REQUIRED TASK - Extract every line that contains the string "number".

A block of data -
+ + + + +

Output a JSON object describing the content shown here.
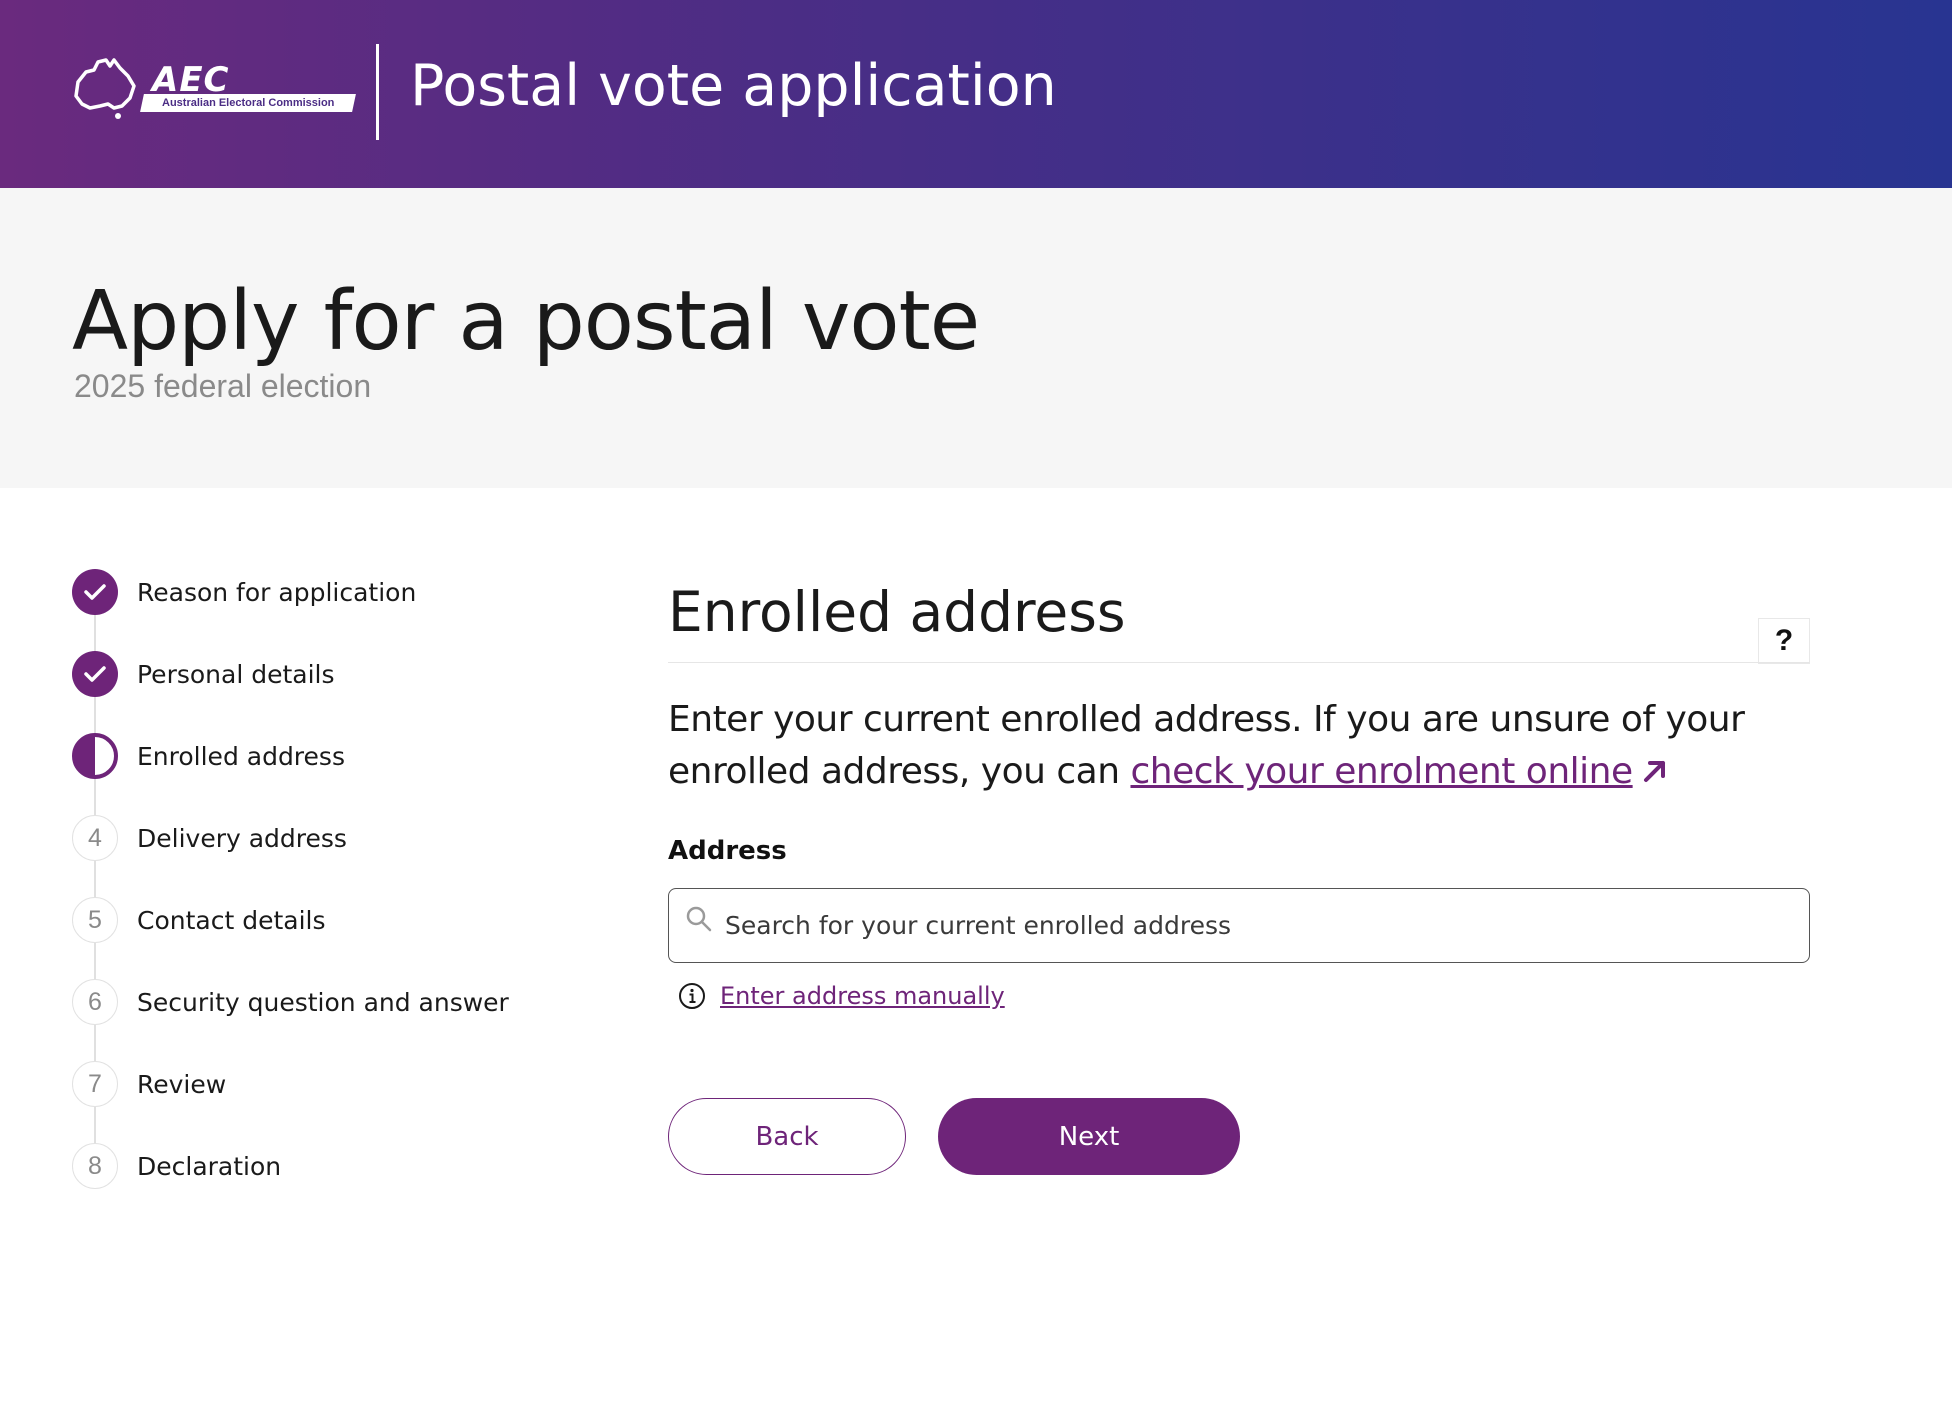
{
  "header": {
    "logo": {
      "wordmark": "AEC",
      "tagline": "Australian Electoral Commission",
      "icon": "australia-map-icon"
    },
    "title": "Postal vote application"
  },
  "hero": {
    "title": "Apply for a postal vote",
    "subtitle": "2025 federal election"
  },
  "steps": {
    "items": [
      {
        "label": "Reason for application",
        "status": "complete",
        "number": ""
      },
      {
        "label": "Personal details",
        "status": "complete",
        "number": ""
      },
      {
        "label": "Enrolled address",
        "status": "current",
        "number": ""
      },
      {
        "label": "Delivery address",
        "status": "todo",
        "number": "4"
      },
      {
        "label": "Contact details",
        "status": "todo",
        "number": "5"
      },
      {
        "label": "Security question and answer",
        "status": "todo",
        "number": "6"
      },
      {
        "label": "Review",
        "status": "todo",
        "number": "7"
      },
      {
        "label": "Declaration",
        "status": "todo",
        "number": "8"
      }
    ]
  },
  "main": {
    "section_title": "Enrolled address",
    "help_label": "?",
    "intro_text": "Enter your current enrolled address. If you are unsure of your enrolled address, you can ",
    "intro_link": "check your enrolment online",
    "address_label": "Address",
    "search_placeholder": "Search for your current enrolled address",
    "search_value": "",
    "manual_link": "Enter address manually",
    "back_label": "Back",
    "next_label": "Next"
  },
  "colors": {
    "accent": "#6e2479",
    "header_gradient_start": "#6a2a7e",
    "header_gradient_end": "#283491",
    "hero_background": "#f6f6f6"
  }
}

+ + + + +

SOLVED PROBLEM -
        "number": ""
        "number": ""
        "number": ""
        "number": "4"
        "number": "5"
        "number": "6"
        "number": "7"
        "number": "8"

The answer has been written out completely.